### YOUR GOAL
Please quote every line word for word.
****
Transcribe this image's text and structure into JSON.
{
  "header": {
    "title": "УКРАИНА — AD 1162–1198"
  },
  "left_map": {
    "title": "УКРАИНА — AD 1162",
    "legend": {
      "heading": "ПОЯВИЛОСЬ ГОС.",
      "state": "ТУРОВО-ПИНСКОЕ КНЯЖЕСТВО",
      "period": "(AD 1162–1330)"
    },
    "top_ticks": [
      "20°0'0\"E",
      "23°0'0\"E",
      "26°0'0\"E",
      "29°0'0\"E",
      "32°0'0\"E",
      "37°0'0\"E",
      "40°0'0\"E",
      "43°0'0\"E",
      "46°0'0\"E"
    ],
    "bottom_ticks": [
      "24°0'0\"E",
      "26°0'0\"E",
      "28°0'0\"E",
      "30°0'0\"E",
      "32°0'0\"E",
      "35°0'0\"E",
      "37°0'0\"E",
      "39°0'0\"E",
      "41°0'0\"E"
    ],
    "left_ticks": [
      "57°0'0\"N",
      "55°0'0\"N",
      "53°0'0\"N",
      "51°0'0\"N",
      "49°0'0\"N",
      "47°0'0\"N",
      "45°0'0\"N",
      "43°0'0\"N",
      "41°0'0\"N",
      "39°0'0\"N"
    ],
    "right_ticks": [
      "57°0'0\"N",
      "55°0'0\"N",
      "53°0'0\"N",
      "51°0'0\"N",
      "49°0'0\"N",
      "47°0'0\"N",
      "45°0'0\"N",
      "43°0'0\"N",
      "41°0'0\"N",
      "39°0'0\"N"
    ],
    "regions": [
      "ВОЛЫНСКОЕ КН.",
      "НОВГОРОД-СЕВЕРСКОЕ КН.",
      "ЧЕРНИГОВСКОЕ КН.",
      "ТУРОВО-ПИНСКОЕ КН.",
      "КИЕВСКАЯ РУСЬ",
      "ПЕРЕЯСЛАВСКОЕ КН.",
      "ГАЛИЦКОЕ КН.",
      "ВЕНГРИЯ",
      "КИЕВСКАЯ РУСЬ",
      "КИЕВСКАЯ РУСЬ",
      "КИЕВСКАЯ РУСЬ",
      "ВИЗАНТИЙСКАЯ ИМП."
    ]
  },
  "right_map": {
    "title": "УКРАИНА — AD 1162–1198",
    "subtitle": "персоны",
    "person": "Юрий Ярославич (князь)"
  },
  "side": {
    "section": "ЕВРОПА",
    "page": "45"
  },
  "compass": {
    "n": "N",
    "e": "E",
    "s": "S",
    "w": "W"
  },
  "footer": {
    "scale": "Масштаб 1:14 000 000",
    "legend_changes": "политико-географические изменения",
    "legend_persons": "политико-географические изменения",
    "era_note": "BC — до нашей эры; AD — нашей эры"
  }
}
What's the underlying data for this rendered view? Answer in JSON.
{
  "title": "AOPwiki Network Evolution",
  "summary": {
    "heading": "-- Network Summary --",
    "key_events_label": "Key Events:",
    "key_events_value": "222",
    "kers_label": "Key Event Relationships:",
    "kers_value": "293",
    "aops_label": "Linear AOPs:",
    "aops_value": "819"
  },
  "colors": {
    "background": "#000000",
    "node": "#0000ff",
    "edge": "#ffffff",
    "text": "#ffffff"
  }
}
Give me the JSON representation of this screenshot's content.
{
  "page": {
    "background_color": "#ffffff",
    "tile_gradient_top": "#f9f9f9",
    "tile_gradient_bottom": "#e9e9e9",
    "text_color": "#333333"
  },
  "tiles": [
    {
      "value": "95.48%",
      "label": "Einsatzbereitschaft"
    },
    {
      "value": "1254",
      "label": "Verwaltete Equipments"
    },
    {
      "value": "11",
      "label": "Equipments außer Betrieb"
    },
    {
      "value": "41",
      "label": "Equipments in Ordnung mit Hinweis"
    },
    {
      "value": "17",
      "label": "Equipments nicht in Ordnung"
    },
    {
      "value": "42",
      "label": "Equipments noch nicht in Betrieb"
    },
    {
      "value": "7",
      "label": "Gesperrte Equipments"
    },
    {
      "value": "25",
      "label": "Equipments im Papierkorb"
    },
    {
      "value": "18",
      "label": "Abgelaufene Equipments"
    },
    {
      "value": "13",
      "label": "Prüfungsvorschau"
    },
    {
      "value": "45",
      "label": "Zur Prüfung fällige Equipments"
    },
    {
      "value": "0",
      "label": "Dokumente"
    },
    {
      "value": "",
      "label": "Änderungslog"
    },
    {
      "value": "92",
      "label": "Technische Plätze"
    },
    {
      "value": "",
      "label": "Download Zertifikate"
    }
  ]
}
****
### REPLY TO THE EXERCISE
Transcribe this image's text and structure into JSON.
{
  "header": {
    "title": "УКРАИНА — AD 1162–1198"
  },
  "left_map": {
    "title": "УКРАИНА — AD 1162",
    "legend": {
      "heading": "ПОЯВИЛОСЬ ГОС.",
      "state": "ТУРОВО-ПИНСКОЕ КНЯЖЕСТВО",
      "period": "(AD 1162–1330)"
    },
    "top_ticks": [
      "20°0'0\"E",
      "23°0'0\"E",
      "26°0'0\"E",
      "29°0'0\"E",
      "32°0'0\"E",
      "37°0'0\"E",
      "40°0'0\"E",
      "43°0'0\"E",
      "46°0'0\"E"
    ],
    "bottom_ticks": [
      "24°0'0\"E",
      "26°0'0\"E",
      "28°0'0\"E",
      "30°0'0\"E",
      "32°0'0\"E",
      "35°0'0\"E",
      "37°0'0\"E",
      "39°0'0\"E",
      "41°0'0\"E"
    ],
    "left_ticks": [
      "57°0'0\"N",
      "55°0'0\"N",
      "53°0'0\"N",
      "51°0'0\"N",
      "49°0'0\"N",
      "47°0'0\"N",
      "45°0'0\"N",
      "43°0'0\"N",
      "41°0'0\"N",
      "39°0'0\"N"
    ],
    "right_ticks": [
      "57°0'0\"N",
      "55°0'0\"N",
      "53°0'0\"N",
      "51°0'0\"N",
      "49°0'0\"N",
      "47°0'0\"N",
      "45°0'0\"N",
      "43°0'0\"N",
      "41°0'0\"N",
      "39°0'0\"N"
    ],
    "regions": [
      "ВОЛЫНСКОЕ КН.",
      "НОВГОРОД-СЕВЕРСКОЕ КН.",
      "ЧЕРНИГОВСКОЕ КН.",
      "ТУРОВО-ПИНСКОЕ КН.",
      "КИЕВСКАЯ РУСЬ",
      "ПЕРЕЯСЛАВСКОЕ КН.",
      "ГАЛИЦКОЕ КН.",
      "ВЕНГРИЯ",
      "КИЕВСКАЯ РУСЬ",
      "КИЕВСКАЯ РУСЬ",
      "КИЕВСКАЯ РУСЬ",
      "ВИЗАНТИЙСКАЯ ИМП."
    ]
  },
  "right_map": {
    "title": "УКРАИНА — AD 1162–1198",
    "subtitle": "персоны",
    "person": "Юрий Ярославич (князь)"
  },
  "side": {
    "section": "ЕВРОПА",
    "page": "45"
  },
  "compass": {
    "n": "N",
    "e": "E",
    "s": "S",
    "w": "W"
  },
  "footer": {
    "scale": "Масштаб 1:14 000 000",
    "legend_changes": "политико-географические изменения",
    "legend_persons": "политико-географические изменения",
    "era_note": "BC — до нашей эры; AD — нашей эры"
  }
}
What's the underlying data for this rendered view? Answer in JSON.
{
  "title": "AOPwiki Network Evolution",
  "summary": {
    "heading": "-- Network Summary --",
    "key_events_label": "Key Events:",
    "key_events_value": "222",
    "kers_label": "Key Event Relationships:",
    "kers_value": "293",
    "aops_label": "Linear AOPs:",
    "aops_value": "819"
  },
  "colors": {
    "background": "#000000",
    "node": "#0000ff",
    "edge": "#ffffff",
    "text": "#ffffff"
  }
}
Give me the JSON representation of this screenshot's content.
{
  "page": {
    "background_color": "#ffffff",
    "tile_gradient_top": "#f9f9f9",
    "tile_gradient_bottom": "#e9e9e9",
    "text_color": "#333333"
  },
  "tiles": [
    {
      "value": "95.48%",
      "label": "Einsatzbereitschaft"
    },
    {
      "value": "1254",
      "label": "Verwaltete Equipments"
    },
    {
      "value": "11",
      "label": "Equipments außer Betrieb"
    },
    {
      "value": "41",
      "label": "Equipments in Ordnung mit Hinweis"
    },
    {
      "value": "17",
      "label": "Equipments nicht in Ordnung"
    },
    {
      "value": "42",
      "label": "Equipments noch nicht in Betrieb"
    },
    {
      "value": "7",
      "label": "Gesperrte Equipments"
    },
    {
      "value": "25",
      "label": "Equipments im Papierkorb"
    },
    {
      "value": "18",
      "label": "Abgelaufene Equipments"
    },
    {
      "value": "13",
      "label": "Prüfungsvorschau"
    },
    {
      "value": "45",
      "label": "Zur Prüfung fällige Equipments"
    },
    {
      "value": "0",
      "label": "Dokumente"
    },
    {
      "value": "",
      "label": "Änderungslog"
    },
    {
      "value": "92",
      "label": "Technische Plätze"
    },
    {
      "value": "",
      "label": "Download Zertifikate"
    }
  ]
}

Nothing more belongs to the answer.